> **Your objective**: Copy out the lines of the records exactly, starting with the line that contains "outlier (624, 278, 634, 288)" and ending with the line that contains "outlier (624, 405, 634, 415)", both lines included.

|---|

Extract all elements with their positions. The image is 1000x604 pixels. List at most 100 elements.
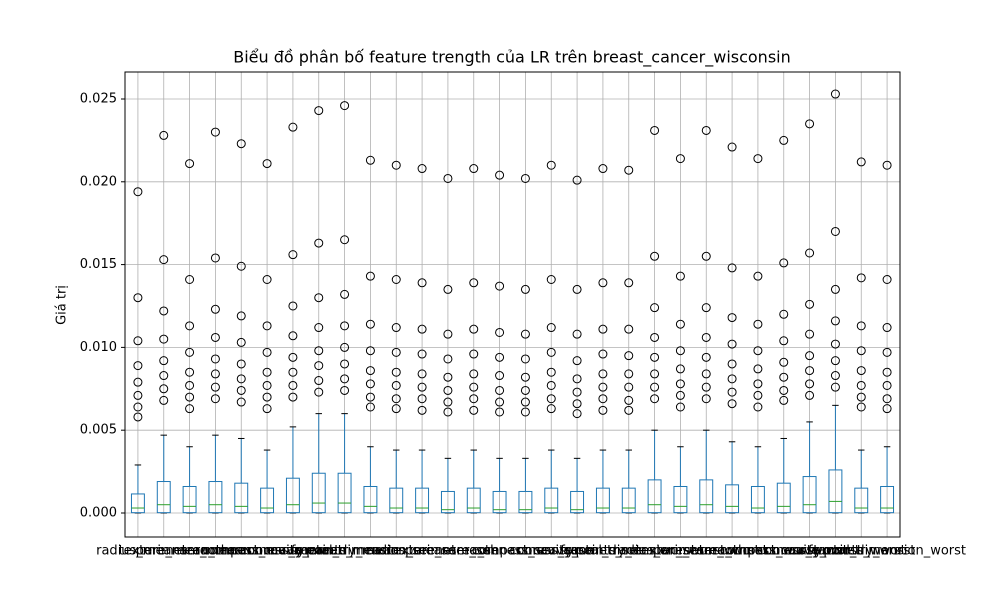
outlier (624, 278, 634, 288)
outlier (314, 376, 324, 386)
outlier (856, 380, 866, 390)
outlier (572, 399, 582, 409)
x-tick-label: concavity_se (509, 544, 593, 559)
outlier (340, 235, 350, 245)
outlier (495, 397, 505, 407)
outlier (391, 347, 401, 357)
outlier (133, 412, 143, 422)
outlier (779, 336, 789, 346)
outlier (546, 380, 556, 390)
box (389, 487, 404, 514)
outlier (495, 327, 505, 337)
box (518, 490, 533, 514)
outlier (598, 369, 608, 379)
outlier (417, 382, 427, 392)
outlier (469, 405, 479, 415)
box (647, 479, 662, 514)
outlier (210, 332, 220, 342)
outlier (882, 323, 892, 333)
outlier (701, 394, 711, 404)
outlier (210, 253, 220, 263)
plot-frame (124, 71, 901, 538)
outlier (391, 160, 401, 170)
outlier (495, 371, 505, 381)
outlier (546, 347, 556, 357)
outlier (753, 346, 763, 356)
box (260, 487, 275, 514)
outlier (727, 142, 737, 152)
outlier (624, 405, 634, 415)
outlier (262, 347, 272, 357)
outlier (624, 395, 634, 405)
outlier (365, 392, 375, 402)
outlier (882, 394, 892, 404)
box (854, 487, 869, 514)
outlier (805, 379, 815, 389)
outlier (469, 349, 479, 359)
box (130, 493, 145, 514)
box (311, 472, 326, 514)
outlier (391, 367, 401, 377)
outlier (469, 382, 479, 392)
outlier (779, 372, 789, 382)
outlier (624, 351, 634, 361)
outlier (133, 336, 143, 346)
outlier (805, 299, 815, 309)
outlier (288, 331, 298, 341)
outlier (495, 385, 505, 395)
outlier (650, 394, 660, 404)
outlier (391, 404, 401, 414)
outlier (340, 374, 350, 384)
outlier (546, 367, 556, 377)
outlier (830, 356, 840, 366)
outlier (598, 164, 608, 174)
outlier (856, 321, 866, 331)
outlier (469, 369, 479, 379)
outlier (159, 371, 169, 381)
outlier (830, 382, 840, 392)
outlier (210, 304, 220, 314)
outlier (262, 367, 272, 377)
outlier (236, 337, 246, 347)
x-tick-label: radius_mean (96, 544, 180, 559)
outlier (805, 119, 815, 129)
x-tick-label: area_worst (696, 544, 767, 559)
outlier (624, 324, 634, 334)
outlier (598, 382, 608, 392)
outlier (417, 394, 427, 404)
outlier (572, 284, 582, 294)
outlier (520, 284, 530, 294)
outlier (650, 251, 660, 261)
outlier (779, 309, 789, 319)
outlier (262, 380, 272, 390)
x-tick-label: area_se (449, 544, 499, 559)
x-tick-label: texture_mean (119, 544, 209, 559)
outlier (495, 170, 505, 180)
outlier (185, 392, 195, 402)
outlier (572, 387, 582, 397)
outlier (701, 303, 711, 313)
outlier (753, 402, 763, 412)
box (673, 485, 688, 514)
outlier (520, 397, 530, 407)
y-tick-label: 0.000 (80, 505, 117, 520)
outlier (856, 346, 866, 356)
outlier (650, 369, 660, 379)
outlier (830, 89, 840, 99)
outlier (779, 258, 789, 268)
outlier (159, 334, 169, 344)
outlier (675, 319, 685, 329)
outlier (262, 159, 272, 169)
outlier (675, 364, 685, 374)
x-tick-label: smoothness_se (450, 544, 550, 559)
x-tick-label: perimeter_se (405, 544, 491, 559)
outlier (210, 394, 220, 404)
outlier (185, 347, 195, 357)
outlier (417, 278, 427, 288)
x-tick-label: symmetry_worst (807, 544, 915, 559)
x-tick-label: fractal_dimension_mean (291, 544, 450, 559)
outlier (236, 311, 246, 321)
outlier (133, 402, 143, 412)
box (621, 487, 636, 514)
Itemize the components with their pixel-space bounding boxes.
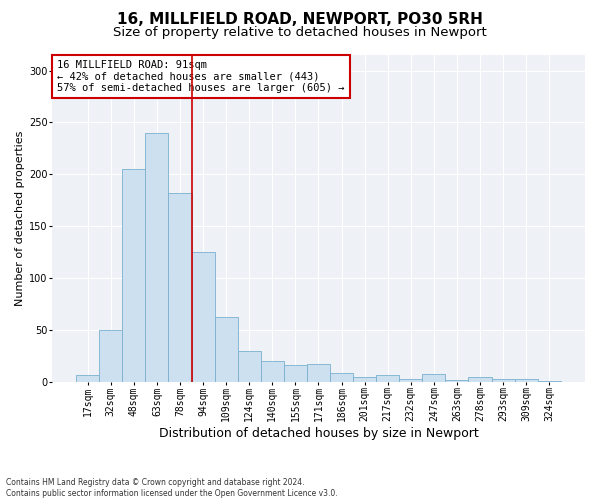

|---|

> **Output for this exercise**:
outlier (624, 278, 634, 288)
outlier (314, 376, 324, 386)
outlier (856, 380, 866, 390)
outlier (572, 399, 582, 409)
x-tick-label: concavity_se (509, 544, 593, 559)
outlier (340, 235, 350, 245)
outlier (495, 397, 505, 407)
outlier (391, 347, 401, 357)
outlier (133, 412, 143, 422)
outlier (779, 336, 789, 346)
outlier (546, 380, 556, 390)
box (389, 487, 404, 514)
outlier (495, 327, 505, 337)
box (518, 490, 533, 514)
outlier (598, 369, 608, 379)
outlier (417, 382, 427, 392)
outlier (469, 405, 479, 415)
box (647, 479, 662, 514)
outlier (210, 332, 220, 342)
outlier (882, 323, 892, 333)
outlier (701, 394, 711, 404)
outlier (210, 253, 220, 263)
plot-frame (124, 71, 901, 538)
outlier (391, 160, 401, 170)
outlier (495, 371, 505, 381)
outlier (546, 347, 556, 357)
outlier (753, 346, 763, 356)
box (260, 487, 275, 514)
outlier (727, 142, 737, 152)
outlier (624, 405, 634, 415)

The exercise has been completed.